## Exercise prompt
The entries below are to be repeated exactly as they stand.

## Items
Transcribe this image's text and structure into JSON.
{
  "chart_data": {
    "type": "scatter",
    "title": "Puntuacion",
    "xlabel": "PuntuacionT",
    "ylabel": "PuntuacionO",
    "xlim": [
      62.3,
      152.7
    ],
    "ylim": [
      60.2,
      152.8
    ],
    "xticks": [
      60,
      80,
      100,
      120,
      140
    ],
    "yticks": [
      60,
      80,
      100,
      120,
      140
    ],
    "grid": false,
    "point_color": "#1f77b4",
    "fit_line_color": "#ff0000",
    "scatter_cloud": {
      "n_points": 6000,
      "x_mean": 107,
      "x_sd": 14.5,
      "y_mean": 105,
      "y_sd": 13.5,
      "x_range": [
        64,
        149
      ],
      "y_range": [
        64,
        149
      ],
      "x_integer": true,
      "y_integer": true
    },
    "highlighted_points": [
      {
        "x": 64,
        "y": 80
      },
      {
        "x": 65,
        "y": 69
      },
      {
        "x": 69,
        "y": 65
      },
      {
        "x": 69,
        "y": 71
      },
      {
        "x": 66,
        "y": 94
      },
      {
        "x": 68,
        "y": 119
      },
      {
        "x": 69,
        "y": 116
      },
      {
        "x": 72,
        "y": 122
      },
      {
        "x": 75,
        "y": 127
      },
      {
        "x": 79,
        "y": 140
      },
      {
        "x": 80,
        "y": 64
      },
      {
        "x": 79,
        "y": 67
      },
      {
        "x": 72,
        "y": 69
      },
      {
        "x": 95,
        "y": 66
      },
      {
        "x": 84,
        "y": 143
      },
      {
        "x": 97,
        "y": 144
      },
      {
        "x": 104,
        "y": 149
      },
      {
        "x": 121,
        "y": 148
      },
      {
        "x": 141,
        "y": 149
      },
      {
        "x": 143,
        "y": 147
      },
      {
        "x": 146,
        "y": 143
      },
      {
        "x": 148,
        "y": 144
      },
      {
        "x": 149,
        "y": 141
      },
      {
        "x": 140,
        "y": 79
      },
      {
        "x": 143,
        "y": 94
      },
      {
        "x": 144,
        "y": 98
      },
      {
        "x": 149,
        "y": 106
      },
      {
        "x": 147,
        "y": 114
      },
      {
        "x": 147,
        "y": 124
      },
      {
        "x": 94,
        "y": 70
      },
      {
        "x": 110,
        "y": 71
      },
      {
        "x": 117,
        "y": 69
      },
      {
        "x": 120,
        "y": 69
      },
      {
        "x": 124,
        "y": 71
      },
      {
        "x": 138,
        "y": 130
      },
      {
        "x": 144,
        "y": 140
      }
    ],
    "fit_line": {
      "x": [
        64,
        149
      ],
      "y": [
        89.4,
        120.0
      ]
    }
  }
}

## Reply
Transcribe this image's text and structure into JSON.
{
  "chart_data": {
    "type": "scatter",
    "title": "Puntuacion",
    "xlabel": "PuntuacionT",
    "ylabel": "PuntuacionO",
    "xlim": [
      62.3,
      152.7
    ],
    "ylim": [
      60.2,
      152.8
    ],
    "xticks": [
      60,
      80,
      100,
      120,
      140
    ],
    "yticks": [
      60,
      80,
      100,
      120,
      140
    ],
    "grid": false,
    "point_color": "#1f77b4",
    "fit_line_color": "#ff0000",
    "scatter_cloud": {
      "n_points": 6000,
      "x_mean": 107,
      "x_sd": 14.5,
      "y_mean": 105,
      "y_sd": 13.5,
      "x_range": [
        64,
        149
      ],
      "y_range": [
        64,
        149
      ],
      "x_integer": true,
      "y_integer": true
    },
    "highlighted_points": [
      {
        "x": 64,
        "y": 80
      },
      {
        "x": 65,
        "y": 69
      },
      {
        "x": 69,
        "y": 65
      },
      {
        "x": 69,
        "y": 71
      },
      {
        "x": 66,
        "y": 94
      },
      {
        "x": 68,
        "y": 119
      },
      {
        "x": 69,
        "y": 116
      },
      {
        "x": 72,
        "y": 122
      },
      {
        "x": 75,
        "y": 127
      },
      {
        "x": 79,
        "y": 140
      },
      {
        "x": 80,
        "y": 64
      },
      {
        "x": 79,
        "y": 67
      },
      {
        "x": 72,
        "y": 69
      },
      {
        "x": 95,
        "y": 66
      },
      {
        "x": 84,
        "y": 143
      },
      {
        "x": 97,
        "y": 144
      },
      {
        "x": 104,
        "y": 149
      },
      {
        "x": 121,
        "y": 148
      },
      {
        "x": 141,
        "y": 149
      },
      {
        "x": 143,
        "y": 147
      },
      {
        "x": 146,
        "y": 143
      },
      {
        "x": 148,
        "y": 144
      },
      {
        "x": 149,
        "y": 141
      },
      {
        "x": 140,
        "y": 79
      },
      {
        "x": 143,
        "y": 94
      },
      {
        "x": 144,
        "y": 98
      },
      {
        "x": 149,
        "y": 106
      },
      {
        "x": 147,
        "y": 114
      },
      {
        "x": 147,
        "y": 124
      },
      {
        "x": 94,
        "y": 70
      },
      {
        "x": 110,
        "y": 71
      },
      {
        "x": 117,
        "y": 69
      },
      {
        "x": 120,
        "y": 69
      },
      {
        "x": 124,
        "y": 71
      },
      {
        "x": 138,
        "y": 130
      },
      {
        "x": 144,
        "y": 140
      }
    ],
    "fit_line": {
      "x": [
        64,
        149
      ],
      "y": [
        89.4,
        120.0
      ]
    }
  }
}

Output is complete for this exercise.